Task details>
Look through the lines below and extract any with the word "folgt".
=== Supplied material ===
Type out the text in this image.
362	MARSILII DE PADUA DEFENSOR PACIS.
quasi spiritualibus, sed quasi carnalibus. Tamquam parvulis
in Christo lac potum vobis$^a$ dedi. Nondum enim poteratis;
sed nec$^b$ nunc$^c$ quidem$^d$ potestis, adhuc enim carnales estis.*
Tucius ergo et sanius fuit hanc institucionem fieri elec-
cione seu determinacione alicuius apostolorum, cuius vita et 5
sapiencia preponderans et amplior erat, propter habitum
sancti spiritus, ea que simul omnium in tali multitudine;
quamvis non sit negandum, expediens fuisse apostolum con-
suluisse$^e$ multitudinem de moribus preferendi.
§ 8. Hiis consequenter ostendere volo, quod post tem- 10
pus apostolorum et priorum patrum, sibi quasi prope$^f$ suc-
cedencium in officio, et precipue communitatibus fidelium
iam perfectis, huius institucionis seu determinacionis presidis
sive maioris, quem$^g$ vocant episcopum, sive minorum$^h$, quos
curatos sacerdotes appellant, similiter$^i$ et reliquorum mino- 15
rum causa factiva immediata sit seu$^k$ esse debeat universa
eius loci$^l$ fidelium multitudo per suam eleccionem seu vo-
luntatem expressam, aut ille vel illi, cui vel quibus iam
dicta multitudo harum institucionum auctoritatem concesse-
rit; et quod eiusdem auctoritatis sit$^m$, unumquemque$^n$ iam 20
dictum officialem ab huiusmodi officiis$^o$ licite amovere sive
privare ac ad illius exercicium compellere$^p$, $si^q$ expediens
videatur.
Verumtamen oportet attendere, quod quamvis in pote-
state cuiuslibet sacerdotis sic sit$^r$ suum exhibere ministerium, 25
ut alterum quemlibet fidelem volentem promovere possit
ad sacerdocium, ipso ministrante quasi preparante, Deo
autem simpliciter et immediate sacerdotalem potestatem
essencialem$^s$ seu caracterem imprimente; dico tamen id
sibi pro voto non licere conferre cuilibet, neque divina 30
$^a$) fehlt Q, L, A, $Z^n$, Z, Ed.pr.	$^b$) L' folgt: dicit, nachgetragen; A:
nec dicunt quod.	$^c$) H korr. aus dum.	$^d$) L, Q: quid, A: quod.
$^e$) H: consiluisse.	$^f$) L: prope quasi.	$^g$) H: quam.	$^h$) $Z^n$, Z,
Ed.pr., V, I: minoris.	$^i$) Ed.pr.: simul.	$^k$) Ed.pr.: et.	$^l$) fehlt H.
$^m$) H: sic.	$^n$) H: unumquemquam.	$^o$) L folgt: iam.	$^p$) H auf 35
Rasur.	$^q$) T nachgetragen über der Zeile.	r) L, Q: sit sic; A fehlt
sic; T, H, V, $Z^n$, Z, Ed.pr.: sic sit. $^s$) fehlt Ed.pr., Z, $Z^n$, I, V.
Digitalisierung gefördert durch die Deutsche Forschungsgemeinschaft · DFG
===
Solution for this exercise>
$^a$) fehlt Q, L, A, $Z^n$, Z, Ed.pr.	$^b$) L' folgt: dicit, nachgetragen; A:
$^m$) H: sic.	$^n$) H: unumquemquam.	$^o$) L folgt: iam.	$^p$) H auf 35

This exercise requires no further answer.